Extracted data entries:
★ ★ ★ ★ ★

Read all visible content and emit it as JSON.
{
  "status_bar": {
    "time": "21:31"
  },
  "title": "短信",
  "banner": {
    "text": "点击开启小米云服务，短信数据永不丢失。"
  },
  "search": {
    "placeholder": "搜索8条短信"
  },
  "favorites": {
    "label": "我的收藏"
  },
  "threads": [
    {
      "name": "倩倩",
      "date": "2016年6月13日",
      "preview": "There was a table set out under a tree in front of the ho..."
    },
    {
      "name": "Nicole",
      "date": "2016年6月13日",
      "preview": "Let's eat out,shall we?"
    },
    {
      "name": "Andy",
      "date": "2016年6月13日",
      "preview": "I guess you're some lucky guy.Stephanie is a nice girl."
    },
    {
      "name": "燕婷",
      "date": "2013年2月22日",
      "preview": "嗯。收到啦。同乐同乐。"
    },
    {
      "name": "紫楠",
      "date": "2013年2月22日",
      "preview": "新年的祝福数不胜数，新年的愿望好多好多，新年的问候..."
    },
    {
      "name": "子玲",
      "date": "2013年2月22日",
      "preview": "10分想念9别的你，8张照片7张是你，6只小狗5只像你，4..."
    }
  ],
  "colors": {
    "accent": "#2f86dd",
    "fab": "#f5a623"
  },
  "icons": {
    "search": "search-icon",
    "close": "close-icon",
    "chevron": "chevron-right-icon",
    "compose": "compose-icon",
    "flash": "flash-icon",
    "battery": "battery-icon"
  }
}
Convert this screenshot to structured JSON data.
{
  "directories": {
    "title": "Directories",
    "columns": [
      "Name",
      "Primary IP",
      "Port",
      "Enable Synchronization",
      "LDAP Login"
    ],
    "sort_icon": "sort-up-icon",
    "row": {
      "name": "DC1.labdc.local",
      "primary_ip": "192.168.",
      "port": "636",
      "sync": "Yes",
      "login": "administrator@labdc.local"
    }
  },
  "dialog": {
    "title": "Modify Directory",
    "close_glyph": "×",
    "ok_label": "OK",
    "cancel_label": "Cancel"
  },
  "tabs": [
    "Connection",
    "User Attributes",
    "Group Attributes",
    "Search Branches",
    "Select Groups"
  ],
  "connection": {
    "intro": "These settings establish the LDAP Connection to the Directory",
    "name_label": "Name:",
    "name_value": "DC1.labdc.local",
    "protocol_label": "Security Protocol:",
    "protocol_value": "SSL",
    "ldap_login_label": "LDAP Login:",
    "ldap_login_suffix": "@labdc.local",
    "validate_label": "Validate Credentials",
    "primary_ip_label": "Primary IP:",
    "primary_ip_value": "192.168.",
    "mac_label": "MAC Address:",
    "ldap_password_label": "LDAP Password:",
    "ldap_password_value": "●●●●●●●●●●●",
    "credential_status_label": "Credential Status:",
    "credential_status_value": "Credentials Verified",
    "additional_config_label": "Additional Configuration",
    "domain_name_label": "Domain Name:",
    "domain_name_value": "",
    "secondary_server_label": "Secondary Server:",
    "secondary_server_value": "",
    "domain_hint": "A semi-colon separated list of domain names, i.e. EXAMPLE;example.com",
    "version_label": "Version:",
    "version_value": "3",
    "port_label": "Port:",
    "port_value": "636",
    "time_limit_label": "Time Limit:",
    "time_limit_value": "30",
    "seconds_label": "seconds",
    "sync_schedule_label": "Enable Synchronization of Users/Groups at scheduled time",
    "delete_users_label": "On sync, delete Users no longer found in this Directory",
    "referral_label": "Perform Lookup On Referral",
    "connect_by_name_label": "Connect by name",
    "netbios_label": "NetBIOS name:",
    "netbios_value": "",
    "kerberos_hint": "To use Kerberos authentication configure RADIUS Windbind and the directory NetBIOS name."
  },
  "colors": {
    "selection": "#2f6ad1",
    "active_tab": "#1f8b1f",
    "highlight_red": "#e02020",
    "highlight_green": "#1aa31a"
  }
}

★ ★ ★ ★ ★

All of the entries must be quoted exactly; please include each one.

Read all visible content and emit it as JSON.
{
  "status_bar": {
    "time": "21:31"
  },
  "title": "短信",
  "banner": {
    "text": "点击开启小米云服务，短信数据永不丢失。"
  },
  "search": {
    "placeholder": "搜索8条短信"
  },
  "favorites": {
    "label": "我的收藏"
  },
  "threads": [
    {
      "name": "倩倩",
      "date": "2016年6月13日",
      "preview": "There was a table set out under a tree in front of the ho..."
    },
    {
      "name": "Nicole",
      "date": "2016年6月13日",
      "preview": "Let's eat out,shall we?"
    },
    {
      "name": "Andy",
      "date": "2016年6月13日",
      "preview": "I guess you're some lucky guy.Stephanie is a nice girl."
    },
    {
      "name": "燕婷",
      "date": "2013年2月22日",
      "preview": "嗯。收到啦。同乐同乐。"
    },
    {
      "name": "紫楠",
      "date": "2013年2月22日",
      "preview": "新年的祝福数不胜数，新年的愿望好多好多，新年的问候..."
    },
    {
      "name": "子玲",
      "date": "2013年2月22日",
      "preview": "10分想念9别的你，8张照片7张是你，6只小狗5只像你，4..."
    }
  ],
  "colors": {
    "accent": "#2f86dd",
    "fab": "#f5a623"
  },
  "icons": {
    "search": "search-icon",
    "close": "close-icon",
    "chevron": "chevron-right-icon",
    "compose": "compose-icon",
    "flash": "flash-icon",
    "battery": "battery-icon"
  }
}
Convert this screenshot to structured JSON data.
{
  "directories": {
    "title": "Directories",
    "columns": [
      "Name",
      "Primary IP",
      "Port",
      "Enable Synchronization",
      "LDAP Login"
    ],
    "sort_icon": "sort-up-icon",
    "row": {
      "name": "DC1.labdc.local",
      "primary_ip": "192.168.",
      "port": "636",
      "sync": "Yes",
      "login": "administrator@labdc.local"
    }
  },
  "dialog": {
    "title": "Modify Directory",
    "close_glyph": "×",
    "ok_label": "OK",
    "cancel_label": "Cancel"
  },
  "tabs": [
    "Connection",
    "User Attributes",
    "Group Attributes",
    "Search Branches",
    "Select Groups"
  ],
  "connection": {
    "intro": "These settings establish the LDAP Connection to the Directory",
    "name_label": "Name:",
    "name_value": "DC1.labdc.local",
    "protocol_label": "Security Protocol:",
    "protocol_value": "SSL",
    "ldap_login_label": "LDAP Login:",
    "ldap_login_suffix": "@labdc.local",
    "validate_label": "Validate Credentials",
    "primary_ip_label": "Primary IP:",
    "primary_ip_value": "192.168.",
    "mac_label": "MAC Address:",
    "ldap_password_label": "LDAP Password:",
    "ldap_password_value": "●●●●●●●●●●●",
    "credential_status_label": "Credential Status:",
    "credential_status_value": "Credentials Verified",
    "additional_config_label": "Additional Configuration",
    "domain_name_label": "Domain Name:",
    "domain_name_value": "",
    "secondary_server_label": "Secondary Server:",
    "secondary_server_value": "",
    "domain_hint": "A semi-colon separated list of domain names, i.e. EXAMPLE;example.com",
    "version_label": "Version:",
    "version_value": "3",
    "port_label": "Port:",
    "port_value": "636",
    "time_limit_label": "Time Limit:",
    "time_limit_value": "30",
    "seconds_label": "seconds",
    "sync_schedule_label": "Enable Synchronization of Users/Groups at scheduled time",
    "delete_users_label": "On sync, delete Users no longer found in this Directory",
    "referral_label": "Perform Lookup On Referral",
    "connect_by_name_label": "Connect by name",
    "netbios_label": "NetBIOS name:",
    "netbios_value": "",
    "kerberos_hint": "To use Kerberos authentication configure RADIUS Windbind and the directory NetBIOS name."
  },
  "colors": {
    "selection": "#2f6ad1",
    "active_tab": "#1f8b1f",
    "highlight_red": "#e02020",
    "highlight_green": "#1aa31a"
  }
}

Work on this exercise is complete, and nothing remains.